Trecho exibido →
——
A matéria de 2017 mostra um recibo assinado por Vera Lúcia Barbosa contra um pagamento de R$ 10.400, efetuado por Henry Maksoud Neto. Vera é filha da cozinheira Jaci, que trabalhou na casa de Henry Maksoud avô e foi reconhecida como herdeira dele. Neto estava comprando, por uma bagatela, a cota hereditária dela.

O cheque número 171.910 do Banco do Brasil foi emitido justamente pela empresa Portillo Empreendimentos e Participações Ltda.

No mesmo dia daquele mês de 2016, de acordo com o livro de razão da Portillo, Barbosa assinou outro recibo, no valor de R$ 20 mil, desta vez relativo a uma transferência efetuada por Henry Maksoud Neto.

O advogado de Barbosa, Ricardo Burgos Rocha, também assinou recibo referente ao pagamento por seu serviço, de R$ 5 mil, pela Portillo.

Só naquele mês, ainda de acordo com o livro, Neto recebeu R$ 81.157, 46 da empresa

Dívida de R$ 35 mil de gás

Comprovante de pagamento das custas judiciais feito pela Portillo  - Reprodução/UOL - Reprodução/UOL
Comprovante de pagamento das custas judiciais feito pela Portillo
Imagem: Reprodução/UOL

Segundo o balanço do grupo, Henry Neto recebe um o salário nominal de R$ 2 milhões anuais (R$ 1,2 milhão da HM Maksou Hoteis, e R$ 900 mil da Hidroservice Engenharia Ltda, controladora do hotel).

Através de sua assessoria, o empresário diz que "não há nada a comentar". "As informações constam das contabilidades que estão nos autos, que são públicos".

Enquanto isso, o hotel amarga uma triste realidade. Recentemente, por causa de um débito de R$ 35 mil reais na conta de gás, a administração precisou pedir na Justiça uma liminar para não ter o fornecimento cortado. O juiz a concedeu, sem ter aprovado o pedido de recuperação judicial.

O pedido de recuperação judicial aconteceu depois que a juíza Cristina Spadone, da 5ª Vara de Família e Sucessões, determinou um interventor para acompanhar e fiscalizar o trabalho de Henry Neto. Foi publicado no Diário Oficial em 25 de agosto.
——
Seção de dados →

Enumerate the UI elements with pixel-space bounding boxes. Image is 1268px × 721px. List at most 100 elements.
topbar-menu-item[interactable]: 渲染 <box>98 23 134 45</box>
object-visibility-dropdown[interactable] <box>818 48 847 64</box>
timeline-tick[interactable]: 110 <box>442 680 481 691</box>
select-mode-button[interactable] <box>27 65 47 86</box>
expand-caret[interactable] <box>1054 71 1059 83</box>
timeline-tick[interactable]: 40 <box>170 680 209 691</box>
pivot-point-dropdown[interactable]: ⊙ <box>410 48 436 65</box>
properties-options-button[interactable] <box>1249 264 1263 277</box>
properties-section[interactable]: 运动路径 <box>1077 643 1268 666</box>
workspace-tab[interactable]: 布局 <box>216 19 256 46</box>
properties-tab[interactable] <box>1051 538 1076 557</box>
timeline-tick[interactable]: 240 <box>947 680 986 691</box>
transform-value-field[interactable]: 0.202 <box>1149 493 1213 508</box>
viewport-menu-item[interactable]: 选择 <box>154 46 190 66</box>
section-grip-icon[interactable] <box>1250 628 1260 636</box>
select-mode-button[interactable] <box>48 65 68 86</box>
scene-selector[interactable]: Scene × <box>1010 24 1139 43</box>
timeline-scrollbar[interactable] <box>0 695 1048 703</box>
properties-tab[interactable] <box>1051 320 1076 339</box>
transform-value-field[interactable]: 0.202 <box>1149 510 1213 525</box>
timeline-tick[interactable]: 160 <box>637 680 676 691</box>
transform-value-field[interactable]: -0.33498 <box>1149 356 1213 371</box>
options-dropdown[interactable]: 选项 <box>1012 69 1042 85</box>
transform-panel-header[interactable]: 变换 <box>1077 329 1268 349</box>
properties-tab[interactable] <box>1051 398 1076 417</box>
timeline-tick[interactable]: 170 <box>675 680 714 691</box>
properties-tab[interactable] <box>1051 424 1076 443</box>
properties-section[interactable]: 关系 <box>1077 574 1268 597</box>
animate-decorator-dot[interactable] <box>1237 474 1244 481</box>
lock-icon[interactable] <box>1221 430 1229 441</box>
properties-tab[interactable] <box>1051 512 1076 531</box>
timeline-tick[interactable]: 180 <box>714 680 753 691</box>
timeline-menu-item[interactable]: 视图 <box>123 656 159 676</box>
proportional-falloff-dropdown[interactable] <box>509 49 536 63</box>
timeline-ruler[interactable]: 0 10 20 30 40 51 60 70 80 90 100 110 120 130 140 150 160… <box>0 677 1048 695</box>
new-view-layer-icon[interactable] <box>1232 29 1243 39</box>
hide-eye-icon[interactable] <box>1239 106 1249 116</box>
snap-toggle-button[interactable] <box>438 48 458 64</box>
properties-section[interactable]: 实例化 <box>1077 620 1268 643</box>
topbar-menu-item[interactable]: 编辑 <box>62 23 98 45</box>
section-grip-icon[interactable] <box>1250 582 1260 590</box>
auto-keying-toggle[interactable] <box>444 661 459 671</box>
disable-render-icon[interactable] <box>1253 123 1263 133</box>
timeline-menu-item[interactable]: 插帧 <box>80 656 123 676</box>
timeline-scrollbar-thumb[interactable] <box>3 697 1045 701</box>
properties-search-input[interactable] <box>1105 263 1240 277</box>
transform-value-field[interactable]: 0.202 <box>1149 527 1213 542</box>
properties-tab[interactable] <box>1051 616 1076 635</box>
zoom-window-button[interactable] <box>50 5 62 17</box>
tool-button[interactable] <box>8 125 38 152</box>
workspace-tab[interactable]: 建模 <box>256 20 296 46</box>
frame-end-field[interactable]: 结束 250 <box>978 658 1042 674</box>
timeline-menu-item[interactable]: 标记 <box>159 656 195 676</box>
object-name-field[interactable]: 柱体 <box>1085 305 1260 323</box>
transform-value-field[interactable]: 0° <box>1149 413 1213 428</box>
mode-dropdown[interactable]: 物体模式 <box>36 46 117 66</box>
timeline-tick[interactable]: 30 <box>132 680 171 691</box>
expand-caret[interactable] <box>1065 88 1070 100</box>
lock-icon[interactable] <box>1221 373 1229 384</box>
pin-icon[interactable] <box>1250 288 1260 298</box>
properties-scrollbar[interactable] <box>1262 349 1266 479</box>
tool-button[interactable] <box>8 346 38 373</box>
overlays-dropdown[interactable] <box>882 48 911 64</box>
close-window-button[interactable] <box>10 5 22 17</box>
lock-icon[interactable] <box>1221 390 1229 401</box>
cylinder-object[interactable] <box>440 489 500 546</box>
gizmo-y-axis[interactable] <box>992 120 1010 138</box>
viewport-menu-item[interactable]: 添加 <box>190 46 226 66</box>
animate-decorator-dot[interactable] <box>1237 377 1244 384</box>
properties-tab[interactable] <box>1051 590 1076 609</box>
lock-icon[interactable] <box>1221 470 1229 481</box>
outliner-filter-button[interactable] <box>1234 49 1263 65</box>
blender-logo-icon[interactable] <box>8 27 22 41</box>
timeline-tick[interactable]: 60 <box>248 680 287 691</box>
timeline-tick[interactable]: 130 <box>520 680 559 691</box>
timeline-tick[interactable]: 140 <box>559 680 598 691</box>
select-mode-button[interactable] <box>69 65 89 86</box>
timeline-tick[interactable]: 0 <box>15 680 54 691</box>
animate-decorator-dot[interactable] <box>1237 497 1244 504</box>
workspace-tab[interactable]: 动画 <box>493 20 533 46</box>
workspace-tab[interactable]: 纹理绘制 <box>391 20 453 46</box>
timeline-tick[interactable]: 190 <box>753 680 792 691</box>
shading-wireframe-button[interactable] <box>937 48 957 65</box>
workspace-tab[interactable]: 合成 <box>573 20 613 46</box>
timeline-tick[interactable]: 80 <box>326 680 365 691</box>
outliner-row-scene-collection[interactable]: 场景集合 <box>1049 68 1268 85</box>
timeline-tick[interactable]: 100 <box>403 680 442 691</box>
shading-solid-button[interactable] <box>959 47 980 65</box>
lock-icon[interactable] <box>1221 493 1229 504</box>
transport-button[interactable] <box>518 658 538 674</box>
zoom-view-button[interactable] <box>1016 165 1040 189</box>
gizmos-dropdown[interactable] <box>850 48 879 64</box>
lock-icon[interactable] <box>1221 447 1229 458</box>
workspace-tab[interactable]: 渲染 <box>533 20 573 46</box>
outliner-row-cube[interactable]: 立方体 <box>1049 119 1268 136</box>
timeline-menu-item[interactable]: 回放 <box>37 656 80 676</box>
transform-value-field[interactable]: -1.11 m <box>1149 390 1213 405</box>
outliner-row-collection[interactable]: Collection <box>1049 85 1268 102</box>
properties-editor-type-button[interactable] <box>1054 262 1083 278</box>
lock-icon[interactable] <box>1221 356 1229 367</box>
——
Atividade →
Segundo o trecho exibido, qual era o valor do débito na conta de gás que levou a administração do hotel a pedir uma liminar na Justiça?

Resposta →
R$ 35 mil.